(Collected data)
(begin)
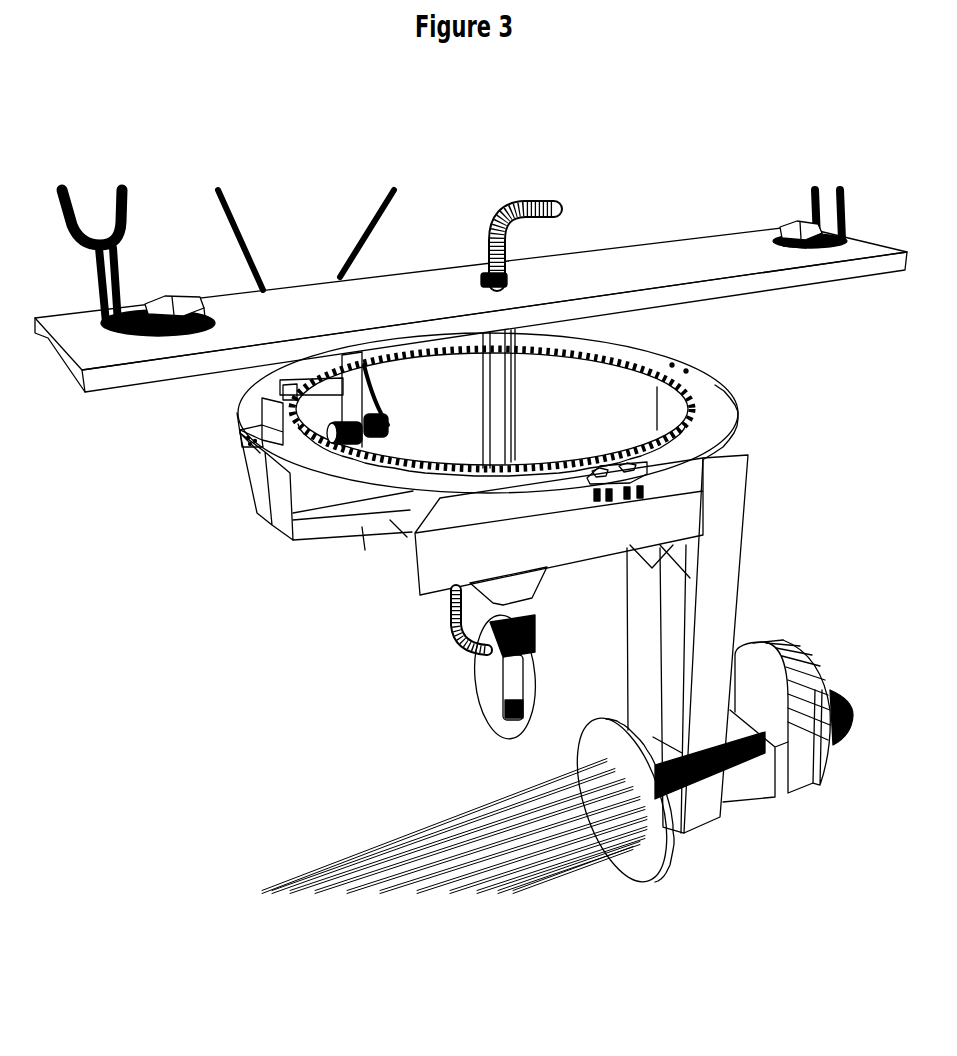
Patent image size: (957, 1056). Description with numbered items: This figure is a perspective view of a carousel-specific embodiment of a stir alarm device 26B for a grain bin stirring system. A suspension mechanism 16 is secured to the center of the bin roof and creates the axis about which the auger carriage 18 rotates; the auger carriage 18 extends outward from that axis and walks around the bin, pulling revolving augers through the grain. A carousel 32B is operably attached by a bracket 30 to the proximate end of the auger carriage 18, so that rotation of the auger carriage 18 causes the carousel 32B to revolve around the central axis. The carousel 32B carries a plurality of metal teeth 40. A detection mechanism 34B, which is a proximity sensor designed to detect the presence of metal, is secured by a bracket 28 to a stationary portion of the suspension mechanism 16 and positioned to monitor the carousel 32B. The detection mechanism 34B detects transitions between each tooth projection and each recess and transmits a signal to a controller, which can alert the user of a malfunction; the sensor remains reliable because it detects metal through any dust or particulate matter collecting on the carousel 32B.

The suspension mechanism 16 is at (690, 253).
The auger carriage 18 is at (497, 840).
The stir alarm device 26B is at (347, 132).
The bracket 28 is at (353, 363).
The bracket 30 is at (273, 487).
The carousel 32B is at (708, 405).
The detection mechanism 34B is at (377, 442).
The metal teeth 40 is at (600, 365).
(end)
__Directive__. Convert the lines of the records above into a Markdown table with the columns "Row" and "Line," numbering each row and omitting blank lines and the pictures.

__Written response__.
| Row | Line |
|---|---|
| 1 | Patent image size: (957, 1056). Description with numbered items: This figure is a perspective view of a carousel-specific embodiment of a stir alarm device 26B for a grain bin stirring system. A suspension mechanism 16 is secured to the center of the bin roof and creates the axis about which the auger carriage 18 rotates; the auger carriage 18 extends outward from that axis and walks around the bin, pulling revolving augers through the grain. A carousel 32B is operably attached by a bracket 30 to the proximate end of the auger carriage 18, so that rotation of the auger carriage 18 causes the carousel 32B to revolve around the central axis. The carousel 32B carries a plurality of metal teeth 40. A detection mechanism 34B, which is a proximity sensor designed to detect the presence of metal, is secured by a bracket 28 to a stationary portion of the suspension mechanism 16 and positioned to monitor the carousel 32B. The detection mechanism 34B detects transitions between each tooth projection and each recess and transmits a signal to a controller, which can alert the user of a malfunction; the sensor remains reliable because it detects metal through any dust or particulate matter collecting on the carousel 32B. |
| 2 | The suspension mechanism 16 is at (690, 253). |
| 3 | The auger carriage 18 is at (497, 840). |
| 4 | The stir alarm device 26B is at (347, 132). |
| 5 | The bracket 28 is at (353, 363). |
| 6 | The bracket 30 is at (273, 487). |
| 7 | The carousel 32B is at (708, 405). |
| 8 | The detection mechanism 34B is at (377, 442). |
| 9 | The metal teeth 40 is at (600, 365). |